— PROBLEM STATEMENT —
In the debate excerpt, what share of houses providing bedsit accommodation did the English house conditions survey find unfit for the number of occupants?

The hon. Gentleman declared an interest: his son is a first-year student at Lancaster university. That has nudged me to declare a potential interest: my eldest daughter expects to go to university next year. The hon. Gentleman made a number of important points, as did several other hon. Members. I am glad that he was gracious enough to give way to his hon. Friends, and also to two of mine. I note the failure of any Conservative Members to attend this important debate.

I can reassure the hon. Gentleman and the House that the Government share his concerns, and are addressing them. I shall try to respond to his points in detail.

We are committed to introducing a national licensing scheme for houses in multiple occupation, which play an important role in providing student accommodation. We recognise the risks and problems in that part of the private rented sector. The worst housing conditions are often found in such accommodation. HMOs can present a number of risks to those who live in them. As with other housing, there may be problems of structural instability, disrepair, damp or a lack of adequate facilities. The 1996 English house conditions survey found that just under 10 per cent. of private sector HMOs failed to meet the general housing fitness standard. The 1996 definition was more stringent than earlier definitions.

There are particular risks associated with multiple occupancy. For example, kitchen, washing and toilet facilities may be entirely inadequate for the number of occupants. Houses may be overcrowded. The English house conditions survey found that 40 per cent. of houses providing bedsit accommodation were unfit for the number of occupants. That is a stunning figure, and a clear indication of the problems of overcrowding.

Fire safety is a particular worry. Research by our Department shows that--as the hon. Gentleman said--in some types of HMO the risk of death by fire may be six times greater than that in comparable single-occupancy accommodation. That is particularly serious.

— INFORMATION PROVIDED —
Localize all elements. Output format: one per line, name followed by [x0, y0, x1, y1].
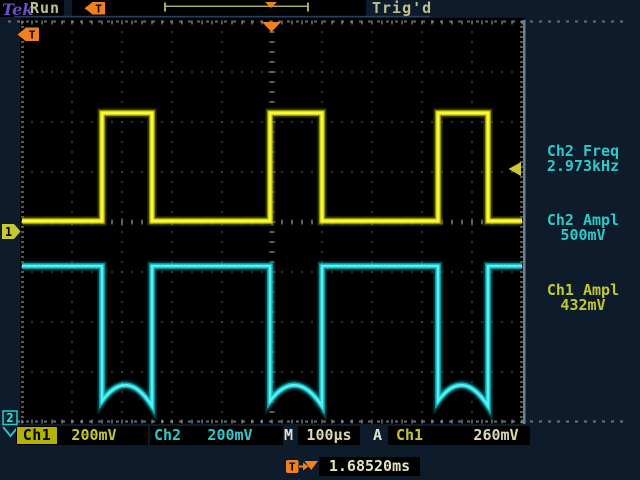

— EXERCISE RESPONSE —
40 per cent.